_DIRECTIONS_: Report how many lines in the records below contain the word "Collections". Give only the number.

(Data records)
########
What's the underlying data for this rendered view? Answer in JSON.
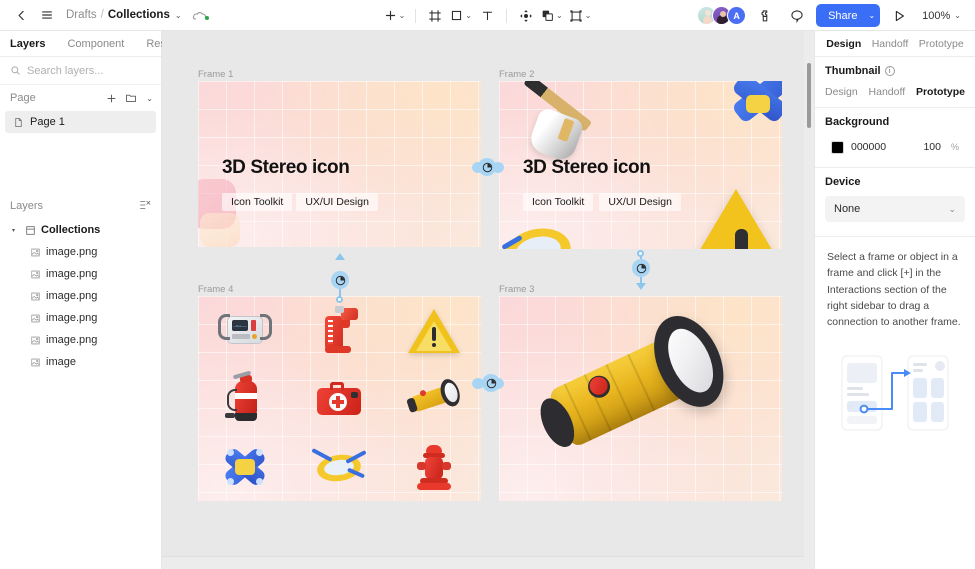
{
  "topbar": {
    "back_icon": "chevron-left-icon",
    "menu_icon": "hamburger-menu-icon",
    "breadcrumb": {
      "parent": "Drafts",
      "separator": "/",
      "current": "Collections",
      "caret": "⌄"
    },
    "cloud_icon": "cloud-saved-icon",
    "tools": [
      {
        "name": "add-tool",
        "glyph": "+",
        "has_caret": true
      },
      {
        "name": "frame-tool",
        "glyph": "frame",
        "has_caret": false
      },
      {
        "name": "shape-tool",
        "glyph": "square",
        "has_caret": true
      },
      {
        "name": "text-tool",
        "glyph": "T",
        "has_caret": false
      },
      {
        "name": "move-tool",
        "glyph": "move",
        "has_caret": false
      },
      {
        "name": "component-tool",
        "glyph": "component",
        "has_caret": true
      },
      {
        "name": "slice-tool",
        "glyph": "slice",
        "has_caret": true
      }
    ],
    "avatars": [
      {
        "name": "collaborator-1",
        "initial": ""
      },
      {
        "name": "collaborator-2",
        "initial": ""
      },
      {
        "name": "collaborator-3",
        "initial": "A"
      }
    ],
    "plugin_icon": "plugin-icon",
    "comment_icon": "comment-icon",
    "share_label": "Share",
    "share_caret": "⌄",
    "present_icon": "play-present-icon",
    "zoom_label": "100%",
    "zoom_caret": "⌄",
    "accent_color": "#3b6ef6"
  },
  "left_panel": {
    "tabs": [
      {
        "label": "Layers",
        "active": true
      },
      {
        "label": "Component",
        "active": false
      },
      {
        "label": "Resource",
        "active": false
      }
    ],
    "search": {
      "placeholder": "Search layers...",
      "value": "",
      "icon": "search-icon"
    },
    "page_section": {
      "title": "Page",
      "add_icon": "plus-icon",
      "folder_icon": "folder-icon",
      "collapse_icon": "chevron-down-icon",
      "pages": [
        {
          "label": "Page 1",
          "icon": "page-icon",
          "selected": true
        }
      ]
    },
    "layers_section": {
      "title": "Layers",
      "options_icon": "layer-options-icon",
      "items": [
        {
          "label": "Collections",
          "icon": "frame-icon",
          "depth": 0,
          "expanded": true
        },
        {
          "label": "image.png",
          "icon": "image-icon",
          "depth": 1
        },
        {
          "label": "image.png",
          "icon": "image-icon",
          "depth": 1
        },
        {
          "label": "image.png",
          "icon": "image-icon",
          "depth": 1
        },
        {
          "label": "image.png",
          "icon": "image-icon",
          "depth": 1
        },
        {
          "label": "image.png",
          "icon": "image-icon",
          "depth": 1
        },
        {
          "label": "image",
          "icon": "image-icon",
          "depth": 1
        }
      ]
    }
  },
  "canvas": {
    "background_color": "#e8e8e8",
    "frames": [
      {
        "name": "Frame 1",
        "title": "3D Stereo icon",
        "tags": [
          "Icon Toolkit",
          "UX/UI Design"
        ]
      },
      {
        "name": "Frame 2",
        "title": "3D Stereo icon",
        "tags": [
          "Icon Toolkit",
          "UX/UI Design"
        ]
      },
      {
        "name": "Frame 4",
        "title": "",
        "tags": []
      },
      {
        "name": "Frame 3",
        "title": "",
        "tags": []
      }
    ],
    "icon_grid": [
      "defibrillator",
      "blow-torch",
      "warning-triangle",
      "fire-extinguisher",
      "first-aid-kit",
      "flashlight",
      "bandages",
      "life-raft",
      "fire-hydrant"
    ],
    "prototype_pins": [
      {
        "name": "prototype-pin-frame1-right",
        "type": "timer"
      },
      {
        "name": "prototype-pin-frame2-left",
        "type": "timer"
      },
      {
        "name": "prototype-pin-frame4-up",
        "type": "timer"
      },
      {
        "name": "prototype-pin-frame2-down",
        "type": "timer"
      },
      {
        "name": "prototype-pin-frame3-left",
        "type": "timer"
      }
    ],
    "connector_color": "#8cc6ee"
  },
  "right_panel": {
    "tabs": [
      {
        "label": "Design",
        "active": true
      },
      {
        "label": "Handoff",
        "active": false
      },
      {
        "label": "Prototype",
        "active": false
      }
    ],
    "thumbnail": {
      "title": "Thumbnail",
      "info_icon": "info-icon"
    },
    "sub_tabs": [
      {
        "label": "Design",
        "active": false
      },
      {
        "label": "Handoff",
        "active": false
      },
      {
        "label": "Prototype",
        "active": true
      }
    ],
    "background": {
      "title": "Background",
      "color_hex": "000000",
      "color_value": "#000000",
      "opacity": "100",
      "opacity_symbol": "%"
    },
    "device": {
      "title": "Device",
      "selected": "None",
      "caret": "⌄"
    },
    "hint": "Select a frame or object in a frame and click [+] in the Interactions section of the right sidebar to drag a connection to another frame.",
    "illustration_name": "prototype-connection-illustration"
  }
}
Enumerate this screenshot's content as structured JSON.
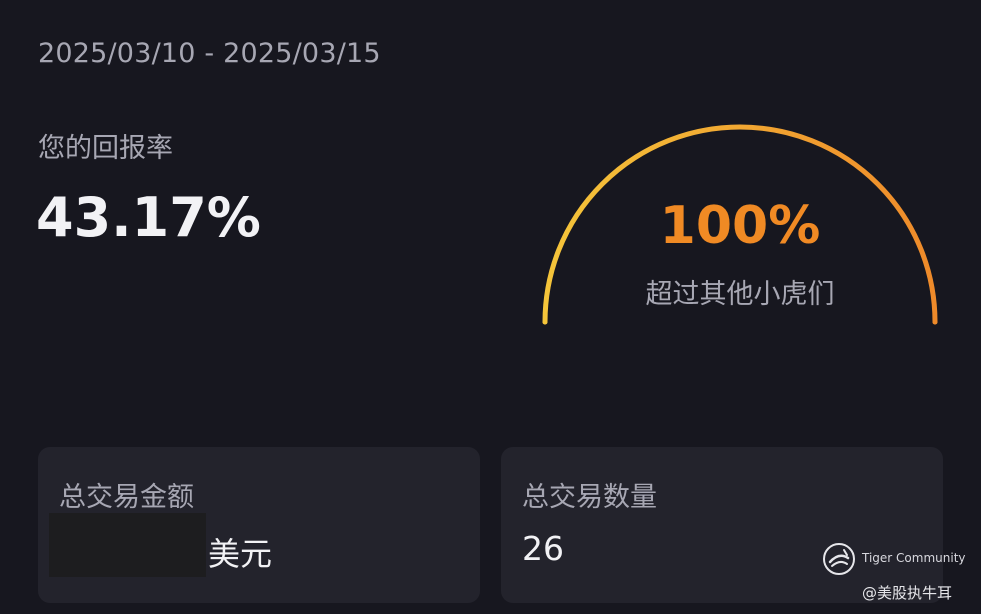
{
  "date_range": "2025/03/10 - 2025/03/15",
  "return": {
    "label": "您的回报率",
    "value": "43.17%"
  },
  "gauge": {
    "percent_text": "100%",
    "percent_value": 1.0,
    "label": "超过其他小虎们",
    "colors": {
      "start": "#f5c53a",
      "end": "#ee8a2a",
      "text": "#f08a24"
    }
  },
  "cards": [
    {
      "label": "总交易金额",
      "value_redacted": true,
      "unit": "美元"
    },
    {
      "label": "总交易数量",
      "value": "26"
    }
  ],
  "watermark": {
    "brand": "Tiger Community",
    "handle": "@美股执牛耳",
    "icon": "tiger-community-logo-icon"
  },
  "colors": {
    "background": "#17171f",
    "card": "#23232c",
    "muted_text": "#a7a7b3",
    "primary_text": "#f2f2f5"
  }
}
########
_RESULT OF THIS TASK_: 2